---------- SUPPLIED ENTRIES ----------

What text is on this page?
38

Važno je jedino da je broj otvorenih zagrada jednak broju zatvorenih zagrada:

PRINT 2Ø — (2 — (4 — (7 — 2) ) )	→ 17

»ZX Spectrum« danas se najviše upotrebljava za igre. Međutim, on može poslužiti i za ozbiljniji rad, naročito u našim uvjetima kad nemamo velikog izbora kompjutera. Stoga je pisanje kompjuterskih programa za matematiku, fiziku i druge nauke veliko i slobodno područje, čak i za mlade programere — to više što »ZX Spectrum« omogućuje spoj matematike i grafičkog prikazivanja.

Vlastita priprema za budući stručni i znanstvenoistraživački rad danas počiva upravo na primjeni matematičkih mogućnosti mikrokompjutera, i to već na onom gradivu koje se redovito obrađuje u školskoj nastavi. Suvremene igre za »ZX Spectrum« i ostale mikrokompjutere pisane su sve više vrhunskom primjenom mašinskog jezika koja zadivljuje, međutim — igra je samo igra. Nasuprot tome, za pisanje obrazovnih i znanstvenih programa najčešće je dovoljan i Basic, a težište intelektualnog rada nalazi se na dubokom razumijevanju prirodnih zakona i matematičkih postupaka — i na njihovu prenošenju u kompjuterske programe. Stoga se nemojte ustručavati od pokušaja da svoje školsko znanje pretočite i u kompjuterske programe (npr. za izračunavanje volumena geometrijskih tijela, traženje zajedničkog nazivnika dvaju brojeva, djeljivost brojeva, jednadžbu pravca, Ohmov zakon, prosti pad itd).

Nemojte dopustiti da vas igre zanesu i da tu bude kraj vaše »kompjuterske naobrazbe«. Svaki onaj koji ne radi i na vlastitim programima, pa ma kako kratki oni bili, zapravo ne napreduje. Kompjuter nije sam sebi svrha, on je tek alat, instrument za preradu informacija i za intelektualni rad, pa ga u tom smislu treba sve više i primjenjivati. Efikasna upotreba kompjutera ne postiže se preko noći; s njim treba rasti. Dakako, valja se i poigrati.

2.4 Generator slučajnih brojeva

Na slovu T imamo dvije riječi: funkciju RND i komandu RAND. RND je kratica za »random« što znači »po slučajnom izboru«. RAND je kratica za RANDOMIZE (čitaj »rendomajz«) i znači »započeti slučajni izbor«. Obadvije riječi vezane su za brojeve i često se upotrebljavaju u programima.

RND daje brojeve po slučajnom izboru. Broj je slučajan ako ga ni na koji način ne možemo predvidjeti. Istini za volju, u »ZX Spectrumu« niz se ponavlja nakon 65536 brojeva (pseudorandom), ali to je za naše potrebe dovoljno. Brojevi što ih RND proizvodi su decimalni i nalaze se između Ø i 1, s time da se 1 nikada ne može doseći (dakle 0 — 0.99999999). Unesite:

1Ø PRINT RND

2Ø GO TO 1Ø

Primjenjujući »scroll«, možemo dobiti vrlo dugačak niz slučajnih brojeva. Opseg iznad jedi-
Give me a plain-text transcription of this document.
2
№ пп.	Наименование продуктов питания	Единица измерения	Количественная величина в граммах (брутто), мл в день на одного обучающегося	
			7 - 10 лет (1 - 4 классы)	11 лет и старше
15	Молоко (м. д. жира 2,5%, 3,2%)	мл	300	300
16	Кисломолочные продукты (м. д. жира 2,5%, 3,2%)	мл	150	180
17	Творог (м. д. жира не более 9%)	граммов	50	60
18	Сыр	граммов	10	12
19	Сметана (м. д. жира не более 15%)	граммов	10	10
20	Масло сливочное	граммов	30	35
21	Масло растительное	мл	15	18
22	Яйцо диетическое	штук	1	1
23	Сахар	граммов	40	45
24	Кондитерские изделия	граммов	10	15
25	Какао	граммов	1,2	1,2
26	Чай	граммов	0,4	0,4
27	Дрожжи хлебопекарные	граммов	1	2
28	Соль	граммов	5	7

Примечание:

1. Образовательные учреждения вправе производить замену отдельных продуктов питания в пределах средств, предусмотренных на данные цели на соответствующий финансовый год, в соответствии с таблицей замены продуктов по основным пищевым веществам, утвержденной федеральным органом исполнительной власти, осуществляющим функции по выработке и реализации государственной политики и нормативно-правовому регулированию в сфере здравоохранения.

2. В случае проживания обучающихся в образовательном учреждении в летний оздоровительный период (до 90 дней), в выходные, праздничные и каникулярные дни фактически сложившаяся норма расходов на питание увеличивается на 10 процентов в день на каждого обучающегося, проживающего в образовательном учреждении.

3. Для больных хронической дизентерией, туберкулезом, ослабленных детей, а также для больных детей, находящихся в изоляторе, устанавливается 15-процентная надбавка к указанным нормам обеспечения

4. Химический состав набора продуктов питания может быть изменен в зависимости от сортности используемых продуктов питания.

----------

**AIM:** Copy every record exactly, with nothing added or dropped.

**WRITTEN RESPONSE:**
What text is on this page?
38

Važno je jedino da je broj otvorenih zagrada jednak broju zatvorenih zagrada:

PRINT 2Ø — (2 — (4 — (7 — 2) ) )	→ 17

»ZX Spectrum« danas se najviše upotrebljava za igre. Međutim, on može poslužiti i za ozbiljniji rad, naročito u našim uvjetima kad nemamo velikog izbora kompjutera. Stoga je pisanje kompjuterskih programa za matematiku, fiziku i druge nauke veliko i slobodno područje, čak i za mlade programere — to više što »ZX Spectrum« omogućuje spoj matematike i grafičkog prikazivanja.

Vlastita priprema za budući stručni i znanstvenoistraživački rad danas počiva upravo na primjeni matematičkih mogućnosti mikrokompjutera, i to već na onom gradivu koje se redovito obrađuje u školskoj nastavi. Suvremene igre za »ZX Spectrum« i ostale mikrokompjutere pisane su sve više vrhunskom primjenom mašinskog jezika koja zadivljuje, međutim — igra je samo igra. Nasuprot tome, za pisanje obrazovnih i znanstvenih programa najčešće je dovoljan i Basic, a težište intelektualnog rada nalazi se na dubokom razumijevanju prirodnih zakona i matematičkih postupaka — i na njihovu prenošenju u kompjuterske programe. Stoga se nemojte ustručavati od pokušaja da svoje školsko znanje pretočite i u kompjuterske programe (npr. za izračunavanje volumena geometrijskih tijela, traženje zajedničkog nazivnika dvaju brojeva, djeljivost brojeva, jednadžbu pravca, Ohmov zakon, prosti pad itd).

Nemojte dopustiti da vas igre zanesu i da tu bude kraj vaše »kompjuterske naobrazbe«. Svaki onaj koji ne radi i na vlastitim programima, pa ma kako kratki oni bili, zapravo ne napreduje. Kompjuter nije sam sebi svrha, on je tek alat, instrument za preradu informacija i za intelektualni rad, pa ga u tom smislu treba sve više i primjenjivati. Efikasna upotreba kompjutera ne postiže se preko noći; s njim treba rasti. Dakako, valja se i poigrati.

2.4 Generator slučajnih brojeva

Na slovu T imamo dvije riječi: funkciju RND i komandu RAND. RND je kratica za »random« što znači »po slučajnom izboru«. RAND je kratica za RANDOMIZE (čitaj »rendomajz«) i znači »započeti slučajni izbor«. Obadvije riječi vezane su za brojeve i često se upotrebljavaju u programima.

RND daje brojeve po slučajnom izboru. Broj je slučajan ako ga ni na koji način ne možemo predvidjeti. Istini za volju, u »ZX Spectrumu« niz se ponavlja nakon 65536 brojeva (pseudorandom), ali to je za naše potrebe dovoljno. Brojevi što ih RND proizvodi su decimalni i nalaze se između Ø i 1, s time da se 1 nikada ne može doseći (dakle 0 — 0.99999999). Unesite:

1Ø PRINT RND

2Ø GO TO 1Ø

Primjenjujući »scroll«, možemo dobiti vrlo dugačak niz slučajnih brojeva. Opseg iznad jedi-
Give me a plain-text transcription of this document.
2
№ пп.	Наименование продуктов питания	Единица измерения	Количественная величина в граммах (брутто), мл в день на одного обучающегося	
			7 - 10 лет (1 - 4 классы)	11 лет и старше
15	Молоко (м. д. жира 2,5%, 3,2%)	мл	300	300
16	Кисломолочные продукты (м. д. жира 2,5%, 3,2%)	мл	150	180
17	Творог (м. д. жира не более 9%)	граммов	50	60
18	Сыр	граммов	10	12
19	Сметана (м. д. жира не более 15%)	граммов	10	10
20	Масло сливочное	граммов	30	35
21	Масло растительное	мл	15	18
22	Яйцо диетическое	штук	1	1
23	Сахар	граммов	40	45
24	Кондитерские изделия	граммов	10	15
25	Какао	граммов	1,2	1,2
26	Чай	граммов	0,4	0,4
27	Дрожжи хлебопекарные	граммов	1	2
28	Соль	граммов	5	7

Примечание:

1. Образовательные учреждения вправе производить замену отдельных продуктов питания в пределах средств, предусмотренных на данные цели на соответствующий финансовый год, в соответствии с таблицей замены продуктов по основным пищевым веществам, утвержденной федеральным органом исполнительной власти, осуществляющим функции по выработке и реализации государственной политики и нормативно-правовому регулированию в сфере здравоохранения.

2. В случае проживания обучающихся в образовательном учреждении в летний оздоровительный период (до 90 дней), в выходные, праздничные и каникулярные дни фактически сложившаяся норма расходов на питание увеличивается на 10 процентов в день на каждого обучающегося, проживающего в образовательном учреждении.

3. Для больных хронической дизентерией, туберкулезом, ослабленных детей, а также для больных детей, находящихся в изоляторе, устанавливается 15-процентная надбавка к указанным нормам обеспечения

4. Химический состав набора продуктов питания может быть изменен в зависимости от сортности используемых продуктов питания.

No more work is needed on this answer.